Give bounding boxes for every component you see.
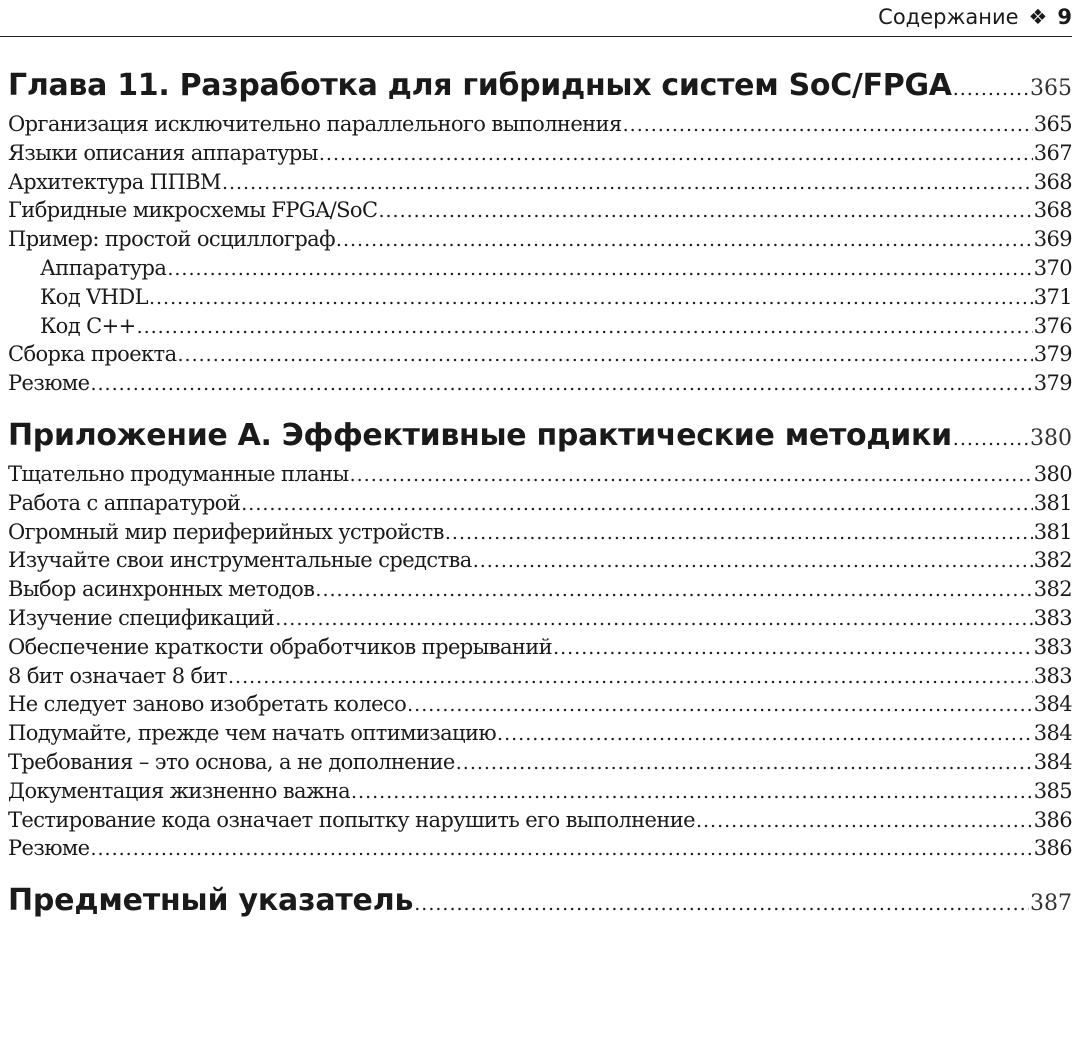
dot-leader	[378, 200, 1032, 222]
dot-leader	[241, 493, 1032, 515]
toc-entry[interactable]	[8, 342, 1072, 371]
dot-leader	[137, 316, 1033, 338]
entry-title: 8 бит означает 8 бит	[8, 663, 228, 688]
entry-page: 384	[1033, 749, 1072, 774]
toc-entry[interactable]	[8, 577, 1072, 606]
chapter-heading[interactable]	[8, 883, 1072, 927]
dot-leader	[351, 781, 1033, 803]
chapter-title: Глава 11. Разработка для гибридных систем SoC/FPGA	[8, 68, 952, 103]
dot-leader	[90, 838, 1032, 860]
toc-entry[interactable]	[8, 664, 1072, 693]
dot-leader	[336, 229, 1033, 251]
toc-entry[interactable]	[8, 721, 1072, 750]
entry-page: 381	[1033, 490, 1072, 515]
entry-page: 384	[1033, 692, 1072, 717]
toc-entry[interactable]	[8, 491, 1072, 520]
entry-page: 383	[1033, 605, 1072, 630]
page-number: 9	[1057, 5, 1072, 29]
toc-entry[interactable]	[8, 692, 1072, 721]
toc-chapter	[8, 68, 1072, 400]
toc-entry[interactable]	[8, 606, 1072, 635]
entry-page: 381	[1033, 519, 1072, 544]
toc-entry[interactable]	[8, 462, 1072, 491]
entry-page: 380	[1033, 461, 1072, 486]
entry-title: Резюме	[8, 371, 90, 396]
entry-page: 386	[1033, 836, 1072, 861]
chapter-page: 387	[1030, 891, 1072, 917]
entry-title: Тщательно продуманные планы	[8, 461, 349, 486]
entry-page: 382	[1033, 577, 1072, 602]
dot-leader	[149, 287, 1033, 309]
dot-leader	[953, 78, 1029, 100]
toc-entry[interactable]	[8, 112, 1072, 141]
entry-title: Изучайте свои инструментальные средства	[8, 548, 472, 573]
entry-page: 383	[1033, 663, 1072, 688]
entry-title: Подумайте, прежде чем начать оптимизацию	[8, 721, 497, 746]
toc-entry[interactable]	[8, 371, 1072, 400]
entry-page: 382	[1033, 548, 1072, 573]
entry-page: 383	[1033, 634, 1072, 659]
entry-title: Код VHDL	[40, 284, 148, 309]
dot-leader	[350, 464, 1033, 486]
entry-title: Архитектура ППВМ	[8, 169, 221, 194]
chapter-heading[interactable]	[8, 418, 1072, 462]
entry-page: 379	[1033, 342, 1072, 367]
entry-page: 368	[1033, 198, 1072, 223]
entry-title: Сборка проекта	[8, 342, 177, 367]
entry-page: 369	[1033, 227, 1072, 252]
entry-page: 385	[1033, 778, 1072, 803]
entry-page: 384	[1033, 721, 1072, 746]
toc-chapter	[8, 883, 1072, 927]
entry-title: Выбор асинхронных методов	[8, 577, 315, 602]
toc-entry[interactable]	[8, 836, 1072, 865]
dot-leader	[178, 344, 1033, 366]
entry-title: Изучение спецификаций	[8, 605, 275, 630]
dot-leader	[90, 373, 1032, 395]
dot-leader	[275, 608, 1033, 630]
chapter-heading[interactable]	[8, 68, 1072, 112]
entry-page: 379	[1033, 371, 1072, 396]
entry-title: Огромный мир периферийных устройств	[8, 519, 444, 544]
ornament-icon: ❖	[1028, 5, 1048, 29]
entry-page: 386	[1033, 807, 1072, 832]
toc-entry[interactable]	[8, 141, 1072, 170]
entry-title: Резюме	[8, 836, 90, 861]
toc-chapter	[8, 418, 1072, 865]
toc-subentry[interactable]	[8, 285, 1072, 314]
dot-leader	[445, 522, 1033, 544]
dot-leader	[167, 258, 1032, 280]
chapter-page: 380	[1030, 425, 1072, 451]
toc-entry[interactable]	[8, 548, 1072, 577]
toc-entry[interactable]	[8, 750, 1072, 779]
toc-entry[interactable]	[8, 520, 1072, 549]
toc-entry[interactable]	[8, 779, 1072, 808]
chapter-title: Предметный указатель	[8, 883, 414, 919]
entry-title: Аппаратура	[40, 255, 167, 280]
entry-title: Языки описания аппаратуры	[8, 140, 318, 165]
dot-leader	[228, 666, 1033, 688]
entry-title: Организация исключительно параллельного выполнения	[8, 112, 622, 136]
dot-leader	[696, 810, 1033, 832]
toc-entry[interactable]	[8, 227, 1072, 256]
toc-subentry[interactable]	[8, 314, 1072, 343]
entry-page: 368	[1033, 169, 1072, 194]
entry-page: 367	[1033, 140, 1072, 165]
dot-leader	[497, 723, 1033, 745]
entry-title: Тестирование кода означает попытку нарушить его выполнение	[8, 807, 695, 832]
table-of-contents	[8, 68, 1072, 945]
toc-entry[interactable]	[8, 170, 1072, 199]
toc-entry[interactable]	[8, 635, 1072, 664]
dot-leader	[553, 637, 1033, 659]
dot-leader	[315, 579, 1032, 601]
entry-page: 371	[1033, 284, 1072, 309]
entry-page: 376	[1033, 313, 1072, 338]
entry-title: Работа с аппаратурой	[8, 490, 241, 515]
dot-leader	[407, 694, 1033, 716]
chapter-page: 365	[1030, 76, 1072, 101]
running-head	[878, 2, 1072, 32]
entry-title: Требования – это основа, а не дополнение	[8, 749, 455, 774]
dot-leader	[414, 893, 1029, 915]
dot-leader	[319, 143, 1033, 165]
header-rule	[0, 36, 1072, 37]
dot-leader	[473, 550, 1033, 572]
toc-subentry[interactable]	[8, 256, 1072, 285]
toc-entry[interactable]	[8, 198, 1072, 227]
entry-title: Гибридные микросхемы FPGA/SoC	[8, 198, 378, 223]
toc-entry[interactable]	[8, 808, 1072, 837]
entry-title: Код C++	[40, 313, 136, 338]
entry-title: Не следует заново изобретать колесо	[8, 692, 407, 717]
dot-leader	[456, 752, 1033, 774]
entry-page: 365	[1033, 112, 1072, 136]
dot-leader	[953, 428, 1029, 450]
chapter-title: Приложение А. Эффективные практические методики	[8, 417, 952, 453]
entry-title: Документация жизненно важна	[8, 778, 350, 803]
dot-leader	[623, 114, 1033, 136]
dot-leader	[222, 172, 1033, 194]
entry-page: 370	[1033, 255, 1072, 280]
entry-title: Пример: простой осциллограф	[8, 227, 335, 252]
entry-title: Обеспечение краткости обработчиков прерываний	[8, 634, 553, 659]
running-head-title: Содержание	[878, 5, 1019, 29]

--

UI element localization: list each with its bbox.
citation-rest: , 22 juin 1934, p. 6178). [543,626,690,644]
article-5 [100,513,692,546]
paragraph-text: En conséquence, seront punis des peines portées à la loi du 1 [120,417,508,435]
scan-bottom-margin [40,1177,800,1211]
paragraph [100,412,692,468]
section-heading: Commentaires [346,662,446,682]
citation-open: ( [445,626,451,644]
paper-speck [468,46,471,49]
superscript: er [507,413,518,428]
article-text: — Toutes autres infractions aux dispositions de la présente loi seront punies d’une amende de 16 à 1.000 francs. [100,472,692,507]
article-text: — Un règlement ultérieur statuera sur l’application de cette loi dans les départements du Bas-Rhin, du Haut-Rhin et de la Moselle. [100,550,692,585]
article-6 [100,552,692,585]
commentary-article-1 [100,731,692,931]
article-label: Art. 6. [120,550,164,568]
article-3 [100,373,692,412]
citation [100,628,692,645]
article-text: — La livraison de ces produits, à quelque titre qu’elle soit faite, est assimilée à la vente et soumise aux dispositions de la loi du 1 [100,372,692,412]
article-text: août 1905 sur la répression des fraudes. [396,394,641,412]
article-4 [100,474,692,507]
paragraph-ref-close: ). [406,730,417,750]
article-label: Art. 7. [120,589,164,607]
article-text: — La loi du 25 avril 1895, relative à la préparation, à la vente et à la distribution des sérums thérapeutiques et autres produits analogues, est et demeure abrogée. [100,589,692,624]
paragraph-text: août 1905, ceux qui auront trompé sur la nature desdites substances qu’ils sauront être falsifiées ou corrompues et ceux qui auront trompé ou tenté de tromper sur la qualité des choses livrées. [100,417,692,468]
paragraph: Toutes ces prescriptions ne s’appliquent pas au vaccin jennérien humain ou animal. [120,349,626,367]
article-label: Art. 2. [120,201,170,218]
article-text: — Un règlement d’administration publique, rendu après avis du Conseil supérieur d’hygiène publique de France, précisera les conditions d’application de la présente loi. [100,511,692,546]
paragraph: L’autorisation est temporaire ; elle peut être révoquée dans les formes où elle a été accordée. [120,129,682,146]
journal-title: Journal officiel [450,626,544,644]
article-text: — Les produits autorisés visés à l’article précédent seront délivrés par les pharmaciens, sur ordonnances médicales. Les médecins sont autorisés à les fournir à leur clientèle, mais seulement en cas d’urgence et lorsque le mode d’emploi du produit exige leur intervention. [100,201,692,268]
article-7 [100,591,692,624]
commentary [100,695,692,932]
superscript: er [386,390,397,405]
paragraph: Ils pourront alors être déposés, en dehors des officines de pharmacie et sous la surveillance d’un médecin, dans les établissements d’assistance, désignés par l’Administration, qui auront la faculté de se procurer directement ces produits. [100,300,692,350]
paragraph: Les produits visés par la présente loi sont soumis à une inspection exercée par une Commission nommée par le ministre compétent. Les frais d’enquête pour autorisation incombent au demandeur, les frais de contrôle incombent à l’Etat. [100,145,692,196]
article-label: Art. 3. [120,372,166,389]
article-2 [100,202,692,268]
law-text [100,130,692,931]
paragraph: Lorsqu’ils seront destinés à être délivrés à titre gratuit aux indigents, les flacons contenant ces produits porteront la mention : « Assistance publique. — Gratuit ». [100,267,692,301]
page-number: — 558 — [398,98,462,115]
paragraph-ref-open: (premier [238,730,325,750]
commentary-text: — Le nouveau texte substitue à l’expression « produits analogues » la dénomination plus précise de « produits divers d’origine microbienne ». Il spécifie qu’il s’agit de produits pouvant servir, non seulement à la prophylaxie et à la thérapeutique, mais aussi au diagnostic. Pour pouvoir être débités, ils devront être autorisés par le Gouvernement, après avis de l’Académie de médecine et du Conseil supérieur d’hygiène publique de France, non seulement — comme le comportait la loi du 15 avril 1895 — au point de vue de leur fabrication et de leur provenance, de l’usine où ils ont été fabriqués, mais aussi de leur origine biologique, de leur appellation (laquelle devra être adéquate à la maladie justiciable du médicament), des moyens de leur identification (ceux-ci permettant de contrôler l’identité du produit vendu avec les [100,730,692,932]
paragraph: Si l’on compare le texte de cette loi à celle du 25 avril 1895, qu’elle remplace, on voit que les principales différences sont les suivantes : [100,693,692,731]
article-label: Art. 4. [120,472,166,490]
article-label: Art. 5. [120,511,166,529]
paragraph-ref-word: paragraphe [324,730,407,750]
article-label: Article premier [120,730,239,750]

■ Exercise task ■
Please revise the rows starting at the line that contains "UI element localization: list" and ending at the line that contains "article-text: — La loi", changing "paper-speck" to "scan-speck" and keeping everything else identical. Return only those lines.

■ Completed task ■
UI element localization: list each with its bbox.
citation-rest: , 22 juin 1934, p. 6178). [543,626,690,644]
article-5 [100,513,692,546]
paragraph-text: En conséquence, seront punis des peines portées à la loi du 1 [120,417,508,435]
scan-bottom-margin [40,1177,800,1211]
paragraph [100,412,692,468]
section-heading: Commentaires [346,662,446,682]
citation-open: ( [445,626,451,644]
scan-speck [468,46,471,49]
superscript: er [507,413,518,428]
article-text: — Toutes autres infractions aux dispositions de la présente loi seront punies d’une amende de 16 à 1.000 francs. [100,472,692,507]
article-text: — Un règlement ultérieur statuera sur l’application de cette loi dans les départements du Bas-Rhin, du Haut-Rhin et de la Moselle. [100,550,692,585]
article-6 [100,552,692,585]
commentary-article-1 [100,731,692,931]
article-label: Art. 6. [120,550,164,568]
article-3 [100,373,692,412]
citation [100,628,692,645]
article-text: — La livraison de ces produits, à quelque titre qu’elle soit faite, est assimilée à la vente et soumise aux dispositions de la loi du 1 [100,372,692,412]
article-text: août 1905 sur la répression des fraudes. [396,394,641,412]
article-4 [100,474,692,507]
paragraph-ref-close: ). [406,730,417,750]
article-label: Art. 7. [120,589,164,607]
article-text: — La loi du 25 avril 1895, relative à la préparation, à la vente et à la distribution des sérums thérapeutiques et autres produits analogues, est et demeure abrogée. [100,589,692,624]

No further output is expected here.